Material for the task:
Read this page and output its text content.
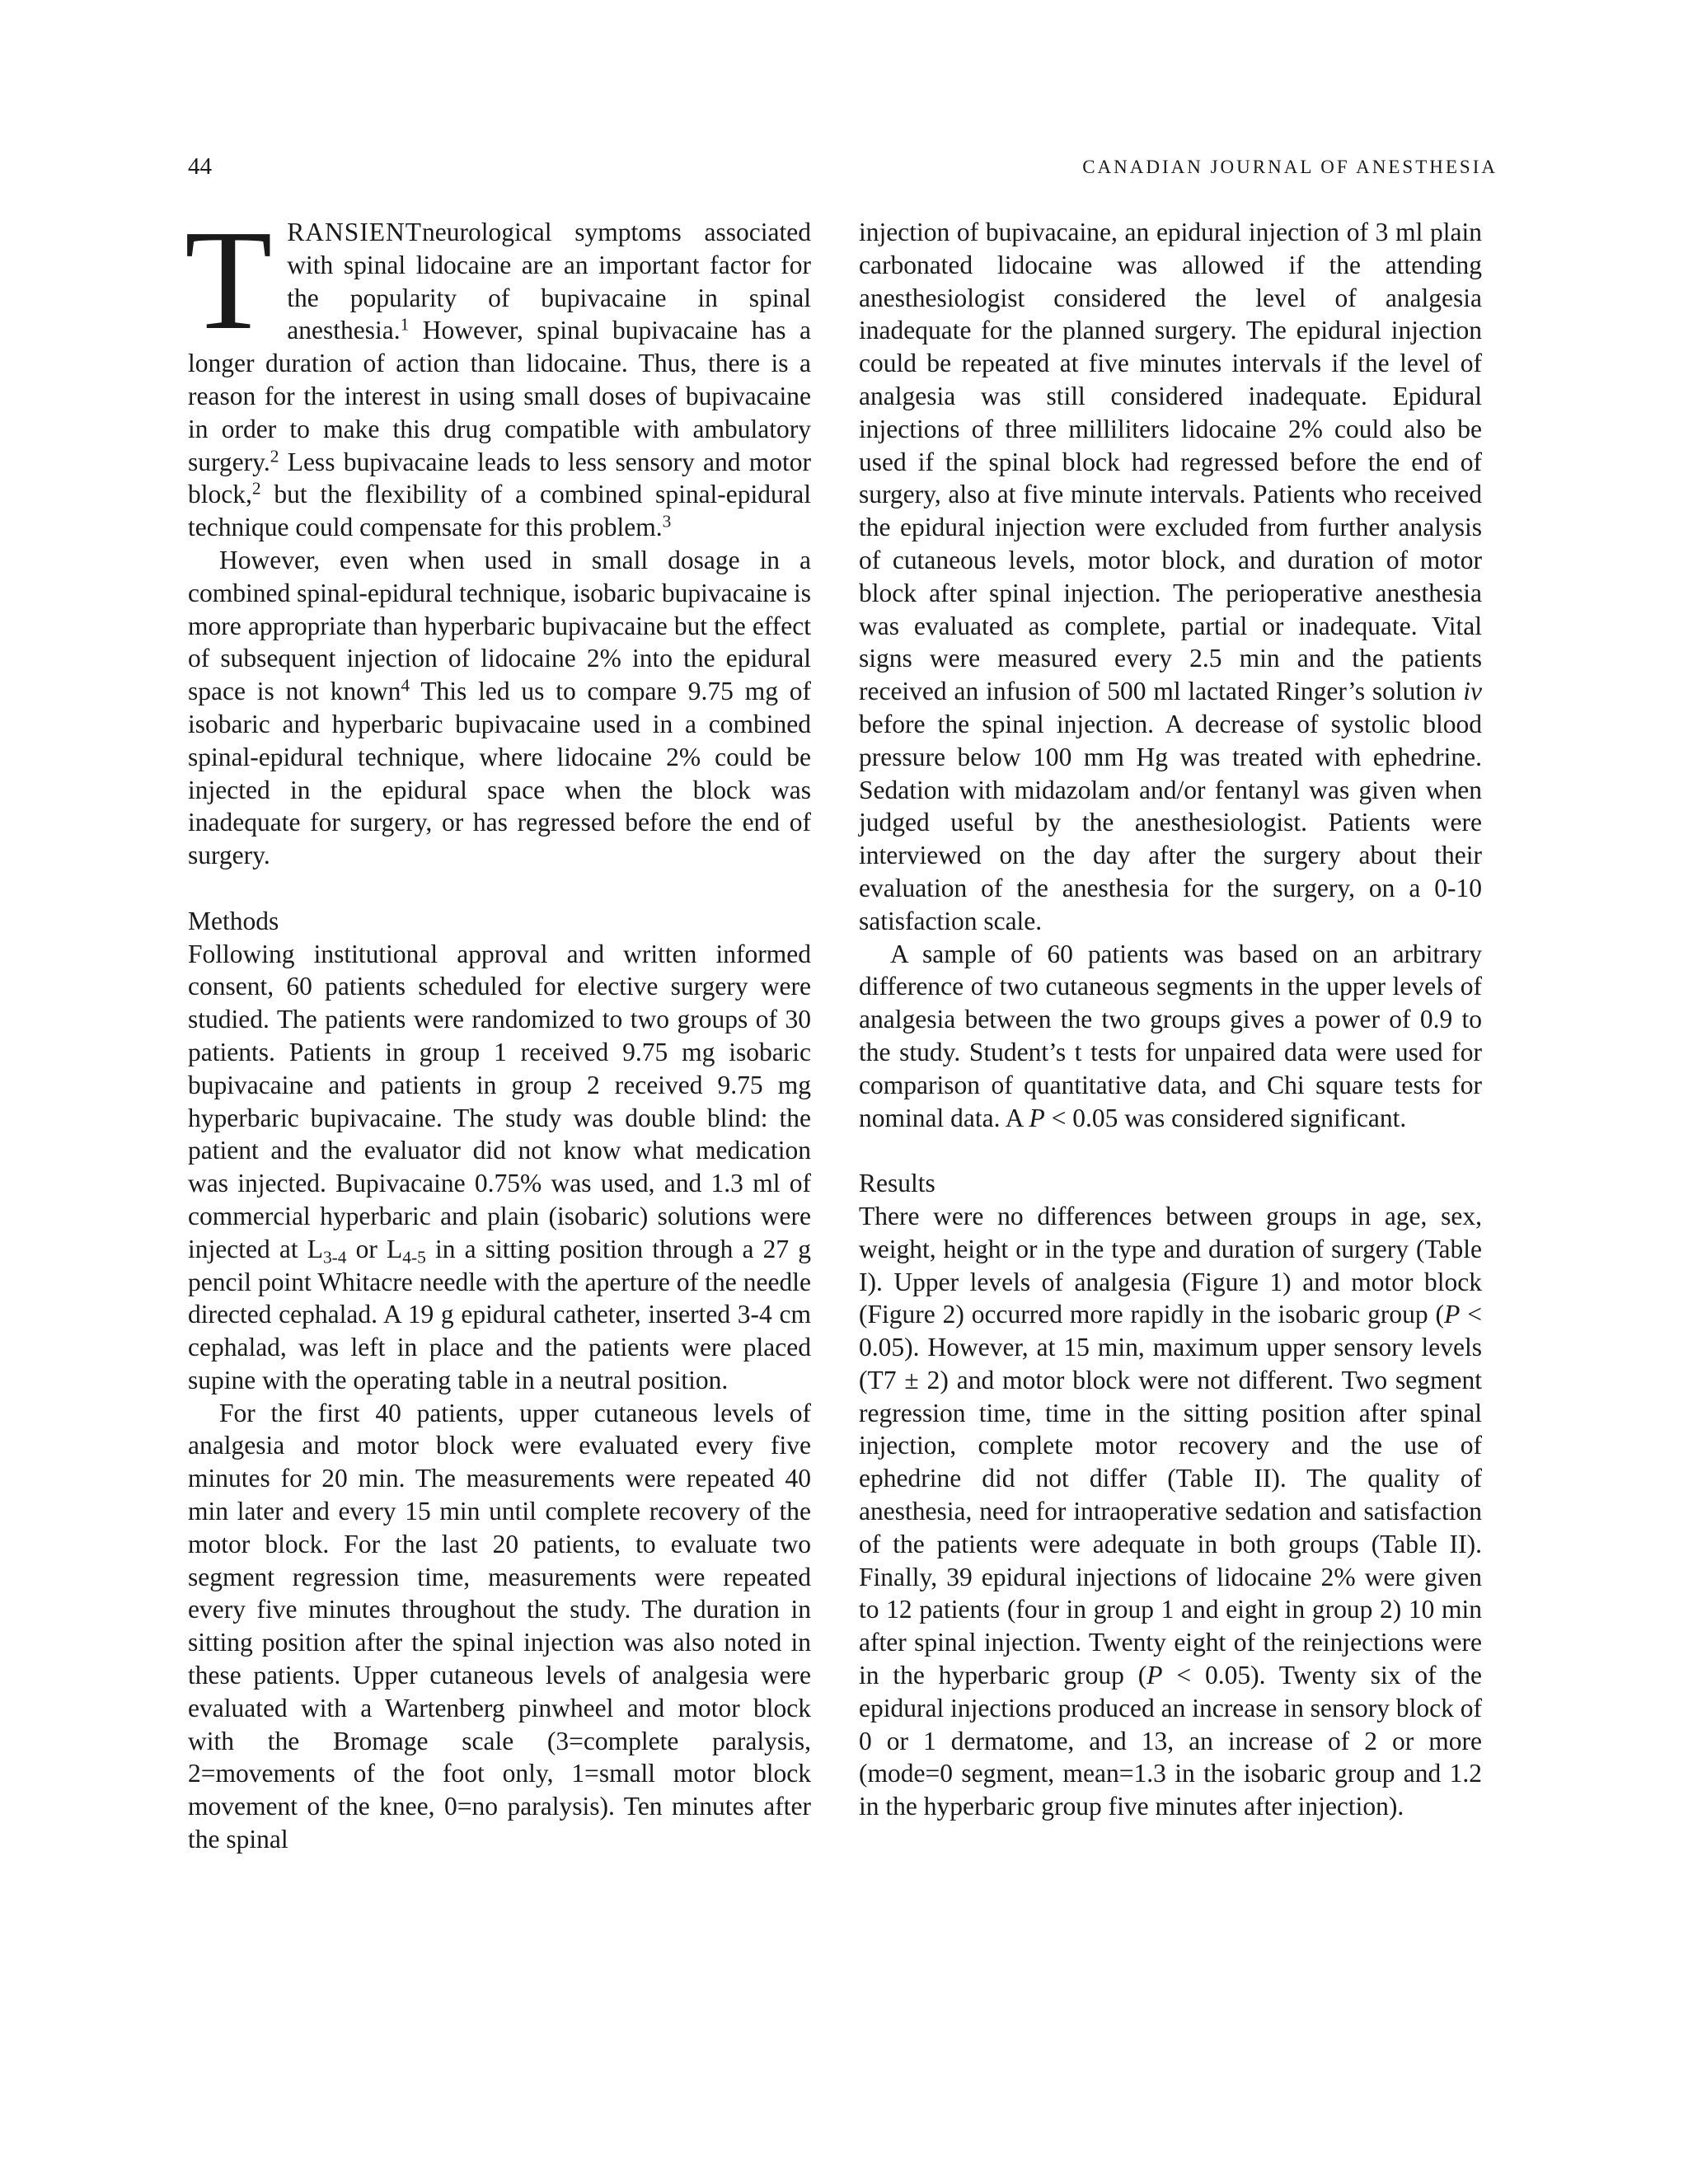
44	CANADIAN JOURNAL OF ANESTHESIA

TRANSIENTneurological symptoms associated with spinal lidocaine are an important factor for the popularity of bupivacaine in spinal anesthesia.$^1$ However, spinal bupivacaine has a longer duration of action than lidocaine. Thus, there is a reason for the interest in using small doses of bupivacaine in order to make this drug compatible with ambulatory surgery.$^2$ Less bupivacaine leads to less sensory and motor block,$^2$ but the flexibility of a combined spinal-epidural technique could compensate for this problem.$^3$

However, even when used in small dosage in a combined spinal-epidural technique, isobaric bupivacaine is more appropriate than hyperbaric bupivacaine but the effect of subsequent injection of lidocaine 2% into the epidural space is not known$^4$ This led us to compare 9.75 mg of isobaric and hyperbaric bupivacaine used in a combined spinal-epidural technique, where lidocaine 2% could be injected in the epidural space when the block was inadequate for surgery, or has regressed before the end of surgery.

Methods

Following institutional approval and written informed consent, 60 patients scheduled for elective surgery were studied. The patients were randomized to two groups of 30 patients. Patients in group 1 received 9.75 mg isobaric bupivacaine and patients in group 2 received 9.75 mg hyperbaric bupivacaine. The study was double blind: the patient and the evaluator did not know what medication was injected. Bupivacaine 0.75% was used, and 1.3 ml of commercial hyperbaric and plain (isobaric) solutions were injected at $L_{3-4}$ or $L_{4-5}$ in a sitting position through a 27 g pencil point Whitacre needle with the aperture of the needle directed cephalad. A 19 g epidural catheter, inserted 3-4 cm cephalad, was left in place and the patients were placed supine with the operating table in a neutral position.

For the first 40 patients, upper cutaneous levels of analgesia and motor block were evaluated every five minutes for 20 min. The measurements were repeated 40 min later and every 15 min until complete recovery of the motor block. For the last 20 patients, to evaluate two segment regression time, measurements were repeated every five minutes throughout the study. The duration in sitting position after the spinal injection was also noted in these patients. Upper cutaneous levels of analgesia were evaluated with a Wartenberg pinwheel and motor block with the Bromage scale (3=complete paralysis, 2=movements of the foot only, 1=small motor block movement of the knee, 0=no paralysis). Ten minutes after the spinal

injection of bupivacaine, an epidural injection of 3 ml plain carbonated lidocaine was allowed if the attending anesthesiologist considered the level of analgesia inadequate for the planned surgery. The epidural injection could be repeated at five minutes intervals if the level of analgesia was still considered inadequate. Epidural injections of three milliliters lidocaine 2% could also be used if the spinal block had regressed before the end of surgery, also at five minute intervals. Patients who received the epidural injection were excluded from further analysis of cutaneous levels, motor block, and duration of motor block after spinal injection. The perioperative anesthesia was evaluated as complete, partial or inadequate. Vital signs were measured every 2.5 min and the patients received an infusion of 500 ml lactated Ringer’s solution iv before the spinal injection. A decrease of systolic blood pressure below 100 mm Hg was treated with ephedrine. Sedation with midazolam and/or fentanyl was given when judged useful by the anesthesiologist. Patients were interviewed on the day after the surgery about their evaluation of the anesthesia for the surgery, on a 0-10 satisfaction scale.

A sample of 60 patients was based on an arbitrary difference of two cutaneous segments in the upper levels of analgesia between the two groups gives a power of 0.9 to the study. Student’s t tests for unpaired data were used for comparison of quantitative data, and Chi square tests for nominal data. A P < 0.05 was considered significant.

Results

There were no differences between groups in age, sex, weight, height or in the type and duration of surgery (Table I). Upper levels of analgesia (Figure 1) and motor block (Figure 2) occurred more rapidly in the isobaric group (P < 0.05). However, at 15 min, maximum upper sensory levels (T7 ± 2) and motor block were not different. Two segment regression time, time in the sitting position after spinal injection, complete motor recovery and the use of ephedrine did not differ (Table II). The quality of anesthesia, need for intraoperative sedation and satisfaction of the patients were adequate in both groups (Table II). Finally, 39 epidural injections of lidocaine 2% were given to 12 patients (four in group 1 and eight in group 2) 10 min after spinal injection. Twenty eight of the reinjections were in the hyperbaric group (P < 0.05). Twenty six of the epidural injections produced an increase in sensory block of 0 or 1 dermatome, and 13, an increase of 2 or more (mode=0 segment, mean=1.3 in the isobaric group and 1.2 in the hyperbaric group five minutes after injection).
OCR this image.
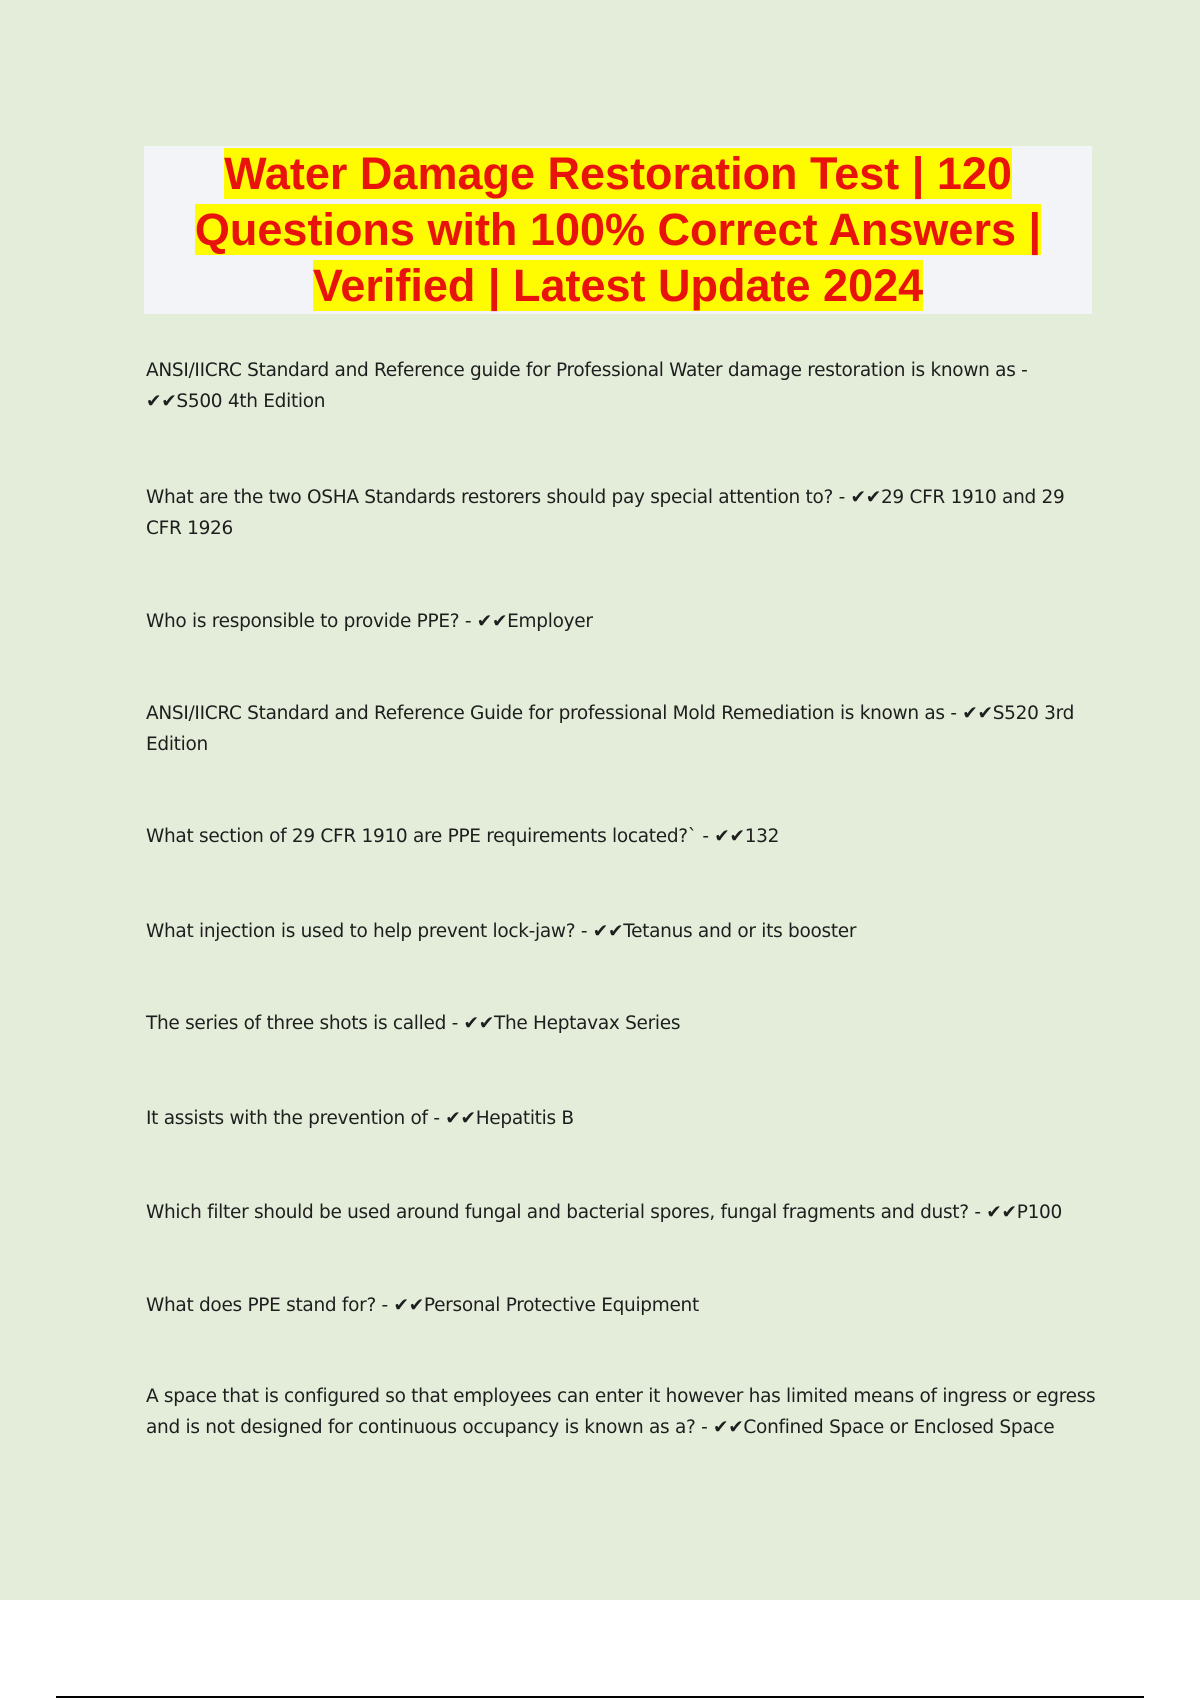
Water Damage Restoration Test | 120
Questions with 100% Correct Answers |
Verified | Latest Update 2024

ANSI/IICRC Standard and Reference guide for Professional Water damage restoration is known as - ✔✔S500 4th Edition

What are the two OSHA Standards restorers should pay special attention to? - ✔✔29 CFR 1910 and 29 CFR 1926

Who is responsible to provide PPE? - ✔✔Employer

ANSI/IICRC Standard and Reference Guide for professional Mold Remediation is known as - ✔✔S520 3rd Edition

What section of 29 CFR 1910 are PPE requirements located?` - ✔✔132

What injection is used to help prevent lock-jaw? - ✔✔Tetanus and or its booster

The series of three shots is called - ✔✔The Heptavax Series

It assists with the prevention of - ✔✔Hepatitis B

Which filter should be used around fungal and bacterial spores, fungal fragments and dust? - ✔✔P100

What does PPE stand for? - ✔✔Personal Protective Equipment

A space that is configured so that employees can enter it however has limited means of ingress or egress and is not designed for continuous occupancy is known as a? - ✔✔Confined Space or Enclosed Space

Problem statement: Leave the pictures out, and print every line of the listing exactly as written.

Expected answer:
Read this page and output its text content.
44	CANADIAN JOURNAL OF ANESTHESIA

TRANSIENTneurological symptoms associated with spinal lidocaine are an important factor for the popularity of bupivacaine in spinal anesthesia.$^1$ However, spinal bupivacaine has a longer duration of action than lidocaine. Thus, there is a reason for the interest in using small doses of bupivacaine in order to make this drug compatible with ambulatory surgery.$^2$ Less bupivacaine leads to less sensory and motor block,$^2$ but the flexibility of a combined spinal-epidural technique could compensate for this problem.$^3$

However, even when used in small dosage in a combined spinal-epidural technique, isobaric bupivacaine is more appropriate than hyperbaric bupivacaine but the effect of subsequent injection of lidocaine 2% into the epidural space is not known$^4$ This led us to compare 9.75 mg of isobaric and hyperbaric bupivacaine used in a combined spinal-epidural technique, where lidocaine 2% could be injected in the epidural space when the block was inadequate for surgery, or has regressed before the end of surgery.

Methods

Following institutional approval and written informed consent, 60 patients scheduled for elective surgery were studied. The patients were randomized to two groups of 30 patients. Patients in group 1 received 9.75 mg isobaric bupivacaine and patients in group 2 received 9.75 mg hyperbaric bupivacaine. The study was double blind: the patient and the evaluator did not know what medication was injected. Bupivacaine 0.75% was used, and 1.3 ml of commercial hyperbaric and plain (isobaric) solutions were injected at $L_{3-4}$ or $L_{4-5}$ in a sitting position through a 27 g pencil point Whitacre needle with the aperture of the needle directed cephalad. A 19 g epidural catheter, inserted 3-4 cm cephalad, was left in place and the patients were placed supine with the operating table in a neutral position.

For the first 40 patients, upper cutaneous levels of analgesia and motor block were evaluated every five minutes for 20 min. The measurements were repeated 40 min later and every 15 min until complete recovery of the motor block. For the last 20 patients, to evaluate two segment regression time, measurements were repeated every five minutes throughout the study. The duration in sitting position after the spinal injection was also noted in these patients. Upper cutaneous levels of analgesia were evaluated with a Wartenberg pinwheel and motor block with the Bromage scale (3=complete paralysis, 2=movements of the foot only, 1=small motor block movement of the knee, 0=no paralysis). Ten minutes after the spinal

injection of bupivacaine, an epidural injection of 3 ml plain carbonated lidocaine was allowed if the attending anesthesiologist considered the level of analgesia inadequate for the planned surgery. The epidural injection could be repeated at five minutes intervals if the level of analgesia was still considered inadequate. Epidural injections of three milliliters lidocaine 2% could also be used if the spinal block had regressed before the end of surgery, also at five minute intervals. Patients who received the epidural injection were excluded from further analysis of cutaneous levels, motor block, and duration of motor block after spinal injection. The perioperative anesthesia was evaluated as complete, partial or inadequate. Vital signs were measured every 2.5 min and the patients received an infusion of 500 ml lactated Ringer’s solution iv before the spinal injection. A decrease of systolic blood pressure below 100 mm Hg was treated with ephedrine. Sedation with midazolam and/or fentanyl was given when judged useful by the anesthesiologist. Patients were interviewed on the day after the surgery about their evaluation of the anesthesia for the surgery, on a 0-10 satisfaction scale.

A sample of 60 patients was based on an arbitrary difference of two cutaneous segments in the upper levels of analgesia between the two groups gives a power of 0.9 to the study. Student’s t tests for unpaired data were used for comparison of quantitative data, and Chi square tests for nominal data. A P < 0.05 was considered significant.

Results

There were no differences between groups in age, sex, weight, height or in the type and duration of surgery (Table I). Upper levels of analgesia (Figure 1) and motor block (Figure 2) occurred more rapidly in the isobaric group (P < 0.05). However, at 15 min, maximum upper sensory levels (T7 ± 2) and motor block were not different. Two segment regression time, time in the sitting position after spinal injection, complete motor recovery and the use of ephedrine did not differ (Table II). The quality of anesthesia, need for intraoperative sedation and satisfaction of the patients were adequate in both groups (Table II). Finally, 39 epidural injections of lidocaine 2% were given to 12 patients (four in group 1 and eight in group 2) 10 min after spinal injection. Twenty eight of the reinjections were in the hyperbaric group (P < 0.05). Twenty six of the epidural injections produced an increase in sensory block of 0 or 1 dermatome, and 13, an increase of 2 or more (mode=0 segment, mean=1.3 in the isobaric group and 1.2 in the hyperbaric group five minutes after injection).
OCR this image.
Water Damage Restoration Test | 120
Questions with 100% Correct Answers |
Verified | Latest Update 2024

ANSI/IICRC Standard and Reference guide for Professional Water damage restoration is known as - ✔✔S500 4th Edition

What are the two OSHA Standards restorers should pay special attention to? - ✔✔29 CFR 1910 and 29 CFR 1926

Who is responsible to provide PPE? - ✔✔Employer

ANSI/IICRC Standard and Reference Guide for professional Mold Remediation is known as - ✔✔S520 3rd Edition

What section of 29 CFR 1910 are PPE requirements located?` - ✔✔132

What injection is used to help prevent lock-jaw? - ✔✔Tetanus and or its booster

The series of three shots is called - ✔✔The Heptavax Series

It assists with the prevention of - ✔✔Hepatitis B

Which filter should be used around fungal and bacterial spores, fungal fragments and dust? - ✔✔P100

What does PPE stand for? - ✔✔Personal Protective Equipment

A space that is configured so that employees can enter it however has limited means of ingress or egress and is not designed for continuous occupancy is known as a? - ✔✔Confined Space or Enclosed Space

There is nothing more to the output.